YOUR GOAL: Gather each line of the entries below that includes "Result".

++++ TASK DATA ++++

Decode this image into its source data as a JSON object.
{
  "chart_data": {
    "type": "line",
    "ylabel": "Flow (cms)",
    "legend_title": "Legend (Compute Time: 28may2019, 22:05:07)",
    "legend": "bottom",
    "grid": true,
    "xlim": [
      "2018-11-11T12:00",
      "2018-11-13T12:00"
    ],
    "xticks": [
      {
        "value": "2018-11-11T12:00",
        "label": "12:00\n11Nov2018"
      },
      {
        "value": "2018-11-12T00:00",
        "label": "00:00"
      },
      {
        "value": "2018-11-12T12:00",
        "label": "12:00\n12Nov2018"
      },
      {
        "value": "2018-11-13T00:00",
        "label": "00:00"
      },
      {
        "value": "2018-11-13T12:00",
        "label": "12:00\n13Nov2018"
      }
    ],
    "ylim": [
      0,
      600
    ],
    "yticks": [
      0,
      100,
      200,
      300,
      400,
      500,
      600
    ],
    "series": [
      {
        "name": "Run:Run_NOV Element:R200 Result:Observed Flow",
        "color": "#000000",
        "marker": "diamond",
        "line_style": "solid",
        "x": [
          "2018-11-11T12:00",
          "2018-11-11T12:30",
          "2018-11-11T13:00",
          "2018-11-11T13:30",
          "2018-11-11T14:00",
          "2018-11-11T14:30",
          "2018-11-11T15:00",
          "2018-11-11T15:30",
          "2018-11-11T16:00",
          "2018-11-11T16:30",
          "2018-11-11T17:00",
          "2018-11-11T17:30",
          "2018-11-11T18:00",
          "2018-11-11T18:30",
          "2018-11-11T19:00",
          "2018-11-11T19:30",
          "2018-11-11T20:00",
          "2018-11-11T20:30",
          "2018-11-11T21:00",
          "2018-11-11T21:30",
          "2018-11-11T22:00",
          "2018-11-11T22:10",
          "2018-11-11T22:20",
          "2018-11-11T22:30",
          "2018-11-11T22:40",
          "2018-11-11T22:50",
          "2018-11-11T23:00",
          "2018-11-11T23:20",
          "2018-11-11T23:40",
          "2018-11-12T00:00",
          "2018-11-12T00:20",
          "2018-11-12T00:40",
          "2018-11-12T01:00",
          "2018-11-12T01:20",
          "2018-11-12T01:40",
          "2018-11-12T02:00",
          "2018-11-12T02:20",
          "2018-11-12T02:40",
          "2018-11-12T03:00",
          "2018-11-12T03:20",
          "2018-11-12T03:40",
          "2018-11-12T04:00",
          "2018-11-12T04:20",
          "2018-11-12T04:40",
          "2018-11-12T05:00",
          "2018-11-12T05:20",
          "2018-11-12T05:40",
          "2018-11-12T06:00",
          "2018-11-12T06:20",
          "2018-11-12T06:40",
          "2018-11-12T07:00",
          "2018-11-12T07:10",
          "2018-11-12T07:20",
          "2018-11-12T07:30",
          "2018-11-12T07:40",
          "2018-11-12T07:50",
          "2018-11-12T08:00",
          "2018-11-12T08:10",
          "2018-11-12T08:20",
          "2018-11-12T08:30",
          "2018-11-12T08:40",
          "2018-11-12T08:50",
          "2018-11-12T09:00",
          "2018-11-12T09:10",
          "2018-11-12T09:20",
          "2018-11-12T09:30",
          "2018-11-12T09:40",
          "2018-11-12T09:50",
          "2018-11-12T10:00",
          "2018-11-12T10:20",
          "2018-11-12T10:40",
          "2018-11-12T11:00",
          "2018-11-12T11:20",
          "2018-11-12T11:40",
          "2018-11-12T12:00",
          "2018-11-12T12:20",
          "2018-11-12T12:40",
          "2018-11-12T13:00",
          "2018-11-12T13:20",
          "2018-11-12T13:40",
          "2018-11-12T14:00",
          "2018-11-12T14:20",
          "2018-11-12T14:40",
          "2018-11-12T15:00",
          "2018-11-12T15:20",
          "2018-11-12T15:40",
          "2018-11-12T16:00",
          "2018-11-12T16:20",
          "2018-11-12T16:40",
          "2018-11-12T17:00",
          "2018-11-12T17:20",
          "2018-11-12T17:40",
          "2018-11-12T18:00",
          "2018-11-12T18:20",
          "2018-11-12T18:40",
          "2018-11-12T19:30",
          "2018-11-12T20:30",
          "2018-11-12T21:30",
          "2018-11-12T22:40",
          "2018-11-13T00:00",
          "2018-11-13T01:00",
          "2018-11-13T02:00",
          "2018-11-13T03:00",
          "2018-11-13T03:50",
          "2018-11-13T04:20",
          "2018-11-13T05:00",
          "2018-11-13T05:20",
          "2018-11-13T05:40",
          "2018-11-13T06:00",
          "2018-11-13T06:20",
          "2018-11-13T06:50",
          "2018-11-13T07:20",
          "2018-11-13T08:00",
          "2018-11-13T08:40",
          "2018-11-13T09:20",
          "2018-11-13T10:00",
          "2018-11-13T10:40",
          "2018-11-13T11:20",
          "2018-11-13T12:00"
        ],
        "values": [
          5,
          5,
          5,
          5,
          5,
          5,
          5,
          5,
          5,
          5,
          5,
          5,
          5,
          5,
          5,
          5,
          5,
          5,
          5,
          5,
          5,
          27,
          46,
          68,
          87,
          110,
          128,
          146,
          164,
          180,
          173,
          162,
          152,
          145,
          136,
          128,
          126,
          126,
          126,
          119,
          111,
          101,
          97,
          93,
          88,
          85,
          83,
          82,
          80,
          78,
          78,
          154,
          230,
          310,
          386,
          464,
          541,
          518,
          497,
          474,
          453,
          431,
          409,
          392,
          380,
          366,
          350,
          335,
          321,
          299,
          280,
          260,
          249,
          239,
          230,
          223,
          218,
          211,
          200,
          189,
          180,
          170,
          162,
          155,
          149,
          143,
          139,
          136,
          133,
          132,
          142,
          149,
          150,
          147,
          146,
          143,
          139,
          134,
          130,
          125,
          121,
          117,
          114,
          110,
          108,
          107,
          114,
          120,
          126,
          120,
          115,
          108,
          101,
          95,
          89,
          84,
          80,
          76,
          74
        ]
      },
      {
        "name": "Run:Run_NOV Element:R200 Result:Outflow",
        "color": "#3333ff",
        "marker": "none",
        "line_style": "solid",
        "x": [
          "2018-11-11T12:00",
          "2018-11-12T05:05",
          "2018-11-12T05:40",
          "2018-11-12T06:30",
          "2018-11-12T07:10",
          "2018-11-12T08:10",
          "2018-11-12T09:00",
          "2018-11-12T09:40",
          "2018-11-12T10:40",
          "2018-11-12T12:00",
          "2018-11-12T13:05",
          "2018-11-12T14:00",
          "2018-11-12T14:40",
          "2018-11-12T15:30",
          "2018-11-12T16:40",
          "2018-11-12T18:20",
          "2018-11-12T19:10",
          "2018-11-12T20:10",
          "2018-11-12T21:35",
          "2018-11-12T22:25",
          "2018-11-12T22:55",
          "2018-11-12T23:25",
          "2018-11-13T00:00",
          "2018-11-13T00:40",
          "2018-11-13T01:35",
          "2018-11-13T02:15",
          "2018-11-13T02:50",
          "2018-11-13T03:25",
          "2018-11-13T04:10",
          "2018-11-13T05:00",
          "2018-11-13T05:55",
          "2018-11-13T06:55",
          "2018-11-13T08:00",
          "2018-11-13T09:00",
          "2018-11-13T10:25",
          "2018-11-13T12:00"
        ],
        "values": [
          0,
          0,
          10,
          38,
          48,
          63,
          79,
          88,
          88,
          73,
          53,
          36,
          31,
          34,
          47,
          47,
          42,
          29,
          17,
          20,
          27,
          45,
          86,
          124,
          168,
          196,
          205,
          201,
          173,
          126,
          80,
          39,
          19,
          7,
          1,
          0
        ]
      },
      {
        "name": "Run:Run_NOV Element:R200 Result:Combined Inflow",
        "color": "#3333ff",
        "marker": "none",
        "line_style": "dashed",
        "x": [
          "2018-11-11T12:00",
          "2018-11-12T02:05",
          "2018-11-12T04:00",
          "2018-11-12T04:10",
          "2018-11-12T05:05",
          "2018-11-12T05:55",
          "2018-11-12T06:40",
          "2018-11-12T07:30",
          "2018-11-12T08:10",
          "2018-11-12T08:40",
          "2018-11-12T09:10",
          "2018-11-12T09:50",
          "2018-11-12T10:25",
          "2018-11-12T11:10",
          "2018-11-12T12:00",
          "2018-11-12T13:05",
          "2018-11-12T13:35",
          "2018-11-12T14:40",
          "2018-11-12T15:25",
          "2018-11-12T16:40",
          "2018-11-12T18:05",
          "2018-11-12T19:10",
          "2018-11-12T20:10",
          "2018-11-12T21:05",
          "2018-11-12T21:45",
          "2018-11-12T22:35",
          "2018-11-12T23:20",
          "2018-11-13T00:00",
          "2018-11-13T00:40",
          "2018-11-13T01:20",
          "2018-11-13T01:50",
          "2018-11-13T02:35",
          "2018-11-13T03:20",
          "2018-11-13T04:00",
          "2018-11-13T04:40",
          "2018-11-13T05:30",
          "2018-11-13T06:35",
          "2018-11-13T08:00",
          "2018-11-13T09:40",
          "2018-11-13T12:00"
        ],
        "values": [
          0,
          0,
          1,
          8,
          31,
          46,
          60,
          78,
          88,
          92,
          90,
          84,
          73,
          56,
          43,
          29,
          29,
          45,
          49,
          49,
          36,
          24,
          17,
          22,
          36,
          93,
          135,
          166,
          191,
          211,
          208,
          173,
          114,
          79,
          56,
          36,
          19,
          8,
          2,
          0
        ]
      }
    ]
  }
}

++++

WORKED ANSWER:
        "name": "Run:Run_NOV Element:R200 Result:Observed Flow",
        "name": "Run:Run_NOV Element:R200 Result:Outflow",
        "name": "Run:Run_NOV Element:R200 Result:Combined Inflow",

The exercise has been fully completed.